All the entries need to be quoted exactly, apart from the pictures, which you should drop.

─── DATASET ROWS

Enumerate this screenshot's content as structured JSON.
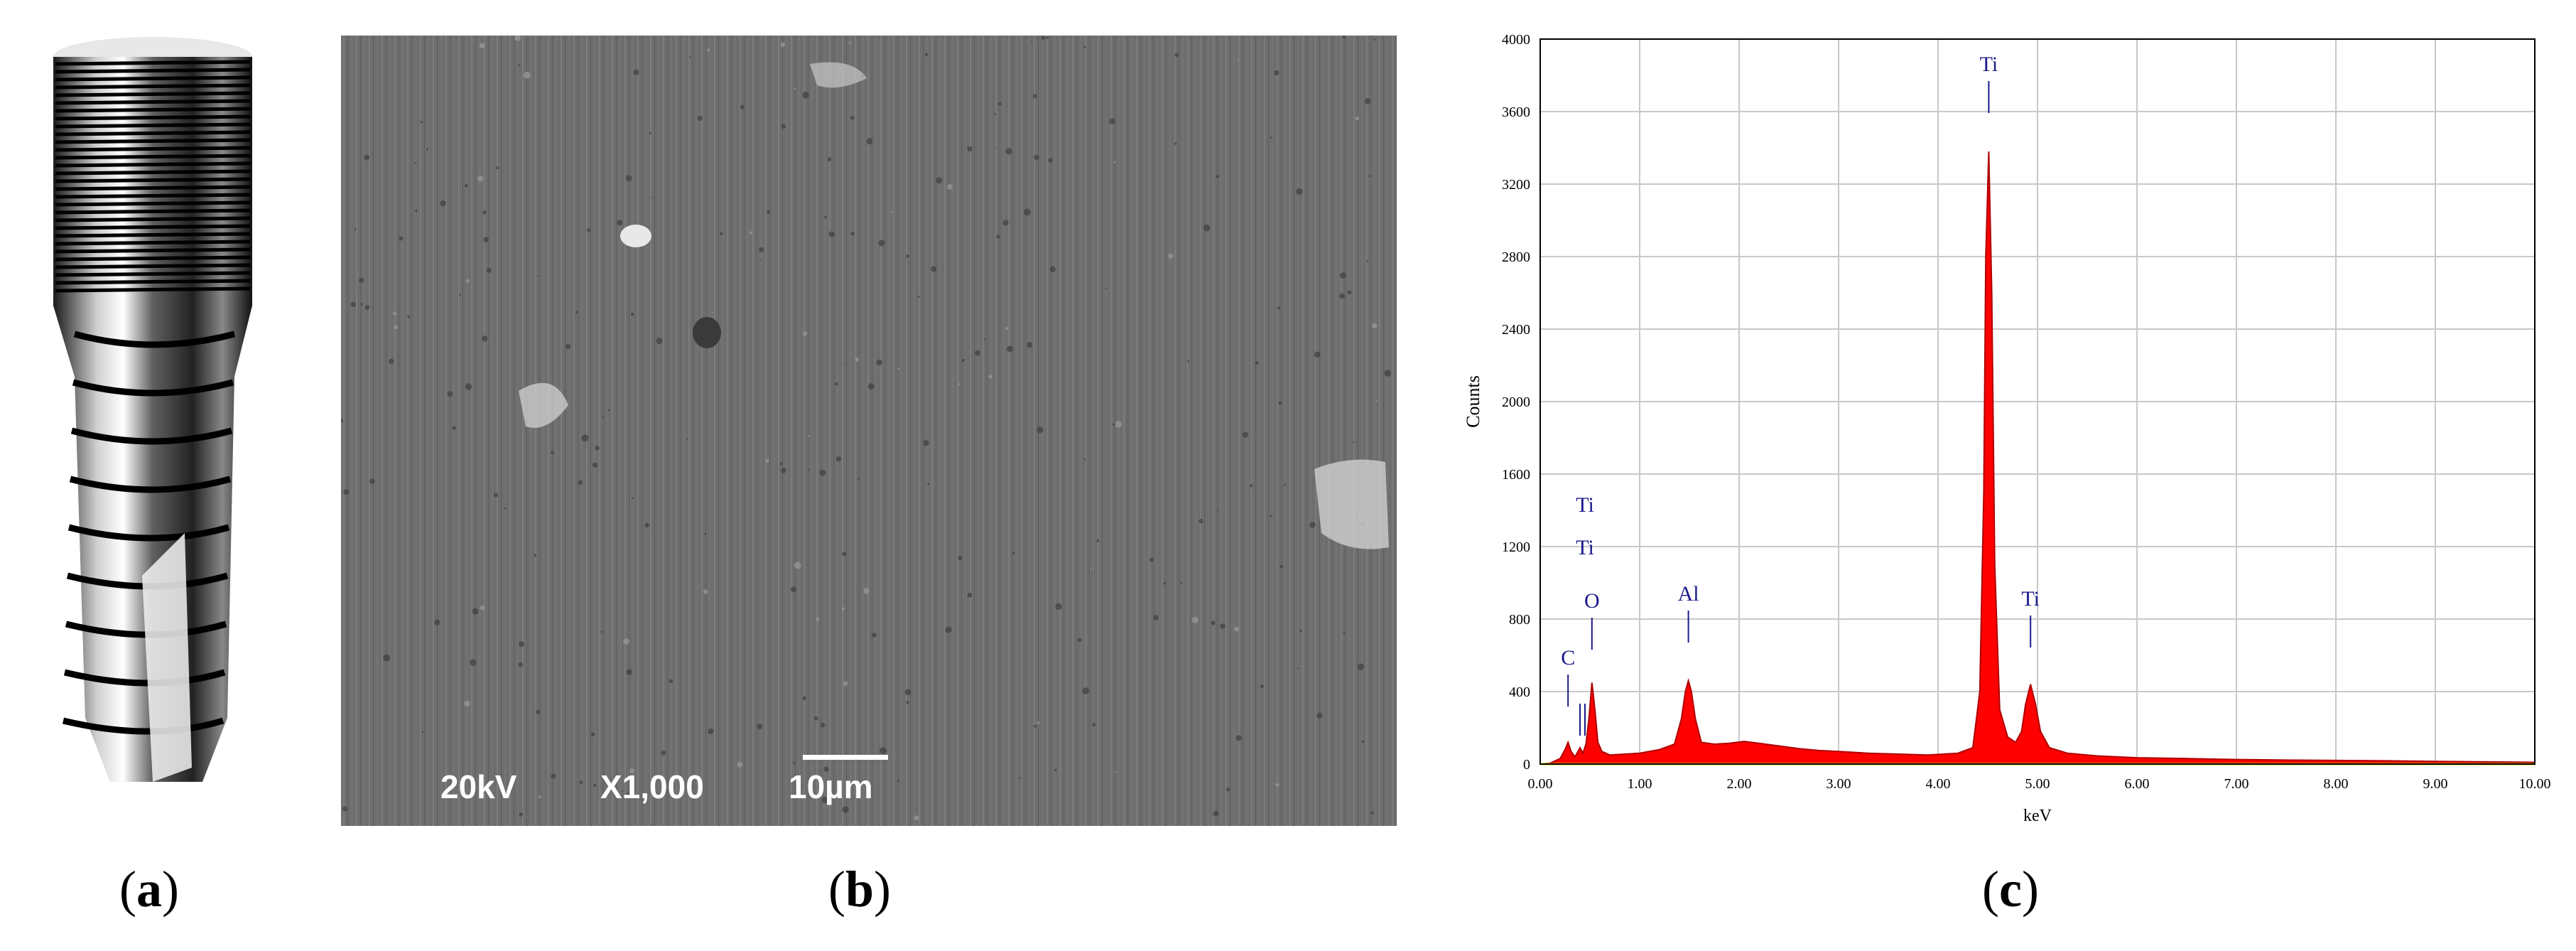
{
  "panels": {
    "a": {
      "label_open": "(",
      "label_letter": "a",
      "label_close": ")"
    },
    "b": {
      "label_open": "(",
      "label_letter": "b",
      "label_close": ")",
      "sem": {
        "voltage": "20kV",
        "magnification": "X1,000",
        "scale": "10µm"
      }
    },
    "c": {
      "label_open": "(",
      "label_letter": "c",
      "label_close": ")"
    }
  },
  "colors": {
    "spectrum_fill": "#ff0000",
    "spectrum_line": "#b00000",
    "baseline": "#e8e800",
    "peak_label": "#1a1a8c",
    "grid": "#c8c8c8"
  },
  "chart_data": {
    "type": "area",
    "title": "",
    "xlabel": "keV",
    "ylabel": "Counts",
    "xlim": [
      0,
      10
    ],
    "ylim": [
      0,
      4000
    ],
    "xticks": [
      "0.00",
      "1.00",
      "2.00",
      "3.00",
      "4.00",
      "5.00",
      "6.00",
      "7.00",
      "8.00",
      "9.00",
      "10.00"
    ],
    "yticks": [
      "0",
      "400",
      "800",
      "1200",
      "1600",
      "2000",
      "2400",
      "2800",
      "3200",
      "3600",
      "4000"
    ],
    "grid": true,
    "peaks": [
      {
        "element": "C",
        "kev": 0.28,
        "counts": 120
      },
      {
        "element": "Ti",
        "kev": 0.4,
        "counts": 90
      },
      {
        "element": "Ti",
        "kev": 0.45,
        "counts": 110
      },
      {
        "element": "O",
        "kev": 0.52,
        "counts": 450
      },
      {
        "element": "Al",
        "kev": 1.49,
        "counts": 460
      },
      {
        "element": "Ti",
        "kev": 4.51,
        "counts": 3380
      },
      {
        "element": "Ti",
        "kev": 4.93,
        "counts": 440
      }
    ],
    "series": [
      {
        "x": [
          0.0,
          0.1,
          0.2,
          0.25,
          0.28,
          0.31,
          0.35,
          0.4,
          0.43,
          0.46,
          0.49,
          0.52,
          0.55,
          0.58,
          0.62,
          0.7,
          0.85,
          1.0,
          1.2,
          1.35,
          1.42,
          1.46,
          1.49,
          1.52,
          1.56,
          1.62,
          1.75,
          1.9,
          2.05,
          2.2,
          2.4,
          2.6,
          2.8,
          3.0,
          3.3,
          3.6,
          3.9,
          4.2,
          4.35,
          4.42,
          4.46,
          4.48,
          4.51,
          4.54,
          4.57,
          4.62,
          4.7,
          4.78,
          4.84,
          4.88,
          4.93,
          4.98,
          5.03,
          5.12,
          5.3,
          5.6,
          6.0,
          6.5,
          7.0,
          7.5,
          8.0,
          8.5,
          9.0,
          9.5,
          10.0
        ],
        "y": [
          0,
          5,
          30,
          80,
          120,
          70,
          40,
          90,
          60,
          110,
          250,
          450,
          300,
          120,
          70,
          50,
          55,
          60,
          80,
          110,
          250,
          400,
          460,
          400,
          250,
          120,
          110,
          115,
          125,
          115,
          100,
          85,
          75,
          70,
          60,
          55,
          50,
          60,
          90,
          400,
          1500,
          2800,
          3380,
          2600,
          1100,
          300,
          150,
          120,
          180,
          330,
          440,
          330,
          180,
          90,
          60,
          45,
          35,
          30,
          25,
          22,
          20,
          18,
          15,
          12,
          10
        ]
      }
    ]
  }
}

──────

* TASK SOLUTION
Enumerate this screenshot's content as structured JSON.
{
  "panels": {
    "a": {
      "label_open": "(",
      "label_letter": "a",
      "label_close": ")"
    },
    "b": {
      "label_open": "(",
      "label_letter": "b",
      "label_close": ")",
      "sem": {
        "voltage": "20kV",
        "magnification": "X1,000",
        "scale": "10µm"
      }
    },
    "c": {
      "label_open": "(",
      "label_letter": "c",
      "label_close": ")"
    }
  },
  "colors": {
    "spectrum_fill": "#ff0000",
    "spectrum_line": "#b00000",
    "baseline": "#e8e800",
    "peak_label": "#1a1a8c",
    "grid": "#c8c8c8"
  },
  "chart_data": {
    "type": "area",
    "title": "",
    "xlabel": "keV",
    "ylabel": "Counts",
    "xlim": [
      0,
      10
    ],
    "ylim": [
      0,
      4000
    ],
    "xticks": [
      "0.00",
      "1.00",
      "2.00",
      "3.00",
      "4.00",
      "5.00",
      "6.00",
      "7.00",
      "8.00",
      "9.00",
      "10.00"
    ],
    "yticks": [
      "0",
      "400",
      "800",
      "1200",
      "1600",
      "2000",
      "2400",
      "2800",
      "3200",
      "3600",
      "4000"
    ],
    "grid": true,
    "peaks": [
      {
        "element": "C",
        "kev": 0.28,
        "counts": 120
      },
      {
        "element": "Ti",
        "kev": 0.4,
        "counts": 90
      },
      {
        "element": "Ti",
        "kev": 0.45,
        "counts": 110
      },
      {
        "element": "O",
        "kev": 0.52,
        "counts": 450
      },
      {
        "element": "Al",
        "kev": 1.49,
        "counts": 460
      },
      {
        "element": "Ti",
        "kev": 4.51,
        "counts": 3380
      },
      {
        "element": "Ti",
        "kev": 4.93,
        "counts": 440
      }
    ],
    "series": [
      {
        "x": [
          0.0,
          0.1,
          0.2,
          0.25,
          0.28,
          0.31,
          0.35,
          0.4,
          0.43,
          0.46,
          0.49,
          0.52,
          0.55,
          0.58,
          0.62,
          0.7,
          0.85,
          1.0,
          1.2,
          1.35,
          1.42,
          1.46,
          1.49,
          1.52,
          1.56,
          1.62,
          1.75,
          1.9,
          2.05,
          2.2,
          2.4,
          2.6,
          2.8,
          3.0,
          3.3,
          3.6,
          3.9,
          4.2,
          4.35,
          4.42,
          4.46,
          4.48,
          4.51,
          4.54,
          4.57,
          4.62,
          4.7,
          4.78,
          4.84,
          4.88,
          4.93,
          4.98,
          5.03,
          5.12,
          5.3,
          5.6,
          6.0,
          6.5,
          7.0,
          7.5,
          8.0,
          8.5,
          9.0,
          9.5,
          10.0
        ],
        "y": [
          0,
          5,
          30,
          80,
          120,
          70,
          40,
          90,
          60,
          110,
          250,
          450,
          300,
          120,
          70,
          50,
          55,
          60,
          80,
          110,
          250,
          400,
          460,
          400,
          250,
          120,
          110,
          115,
          125,
          115,
          100,
          85,
          75,
          70,
          60,
          55,
          50,
          60,
          90,
          400,
          1500,
          2800,
          3380,
          2600,
          1100,
          300,
          150,
          120,
          180,
          330,
          440,
          330,
          180,
          90,
          60,
          45,
          35,
          30,
          25,
          22,
          20,
          18,
          15,
          12,
          10
        ]
      }
    ]
  }
}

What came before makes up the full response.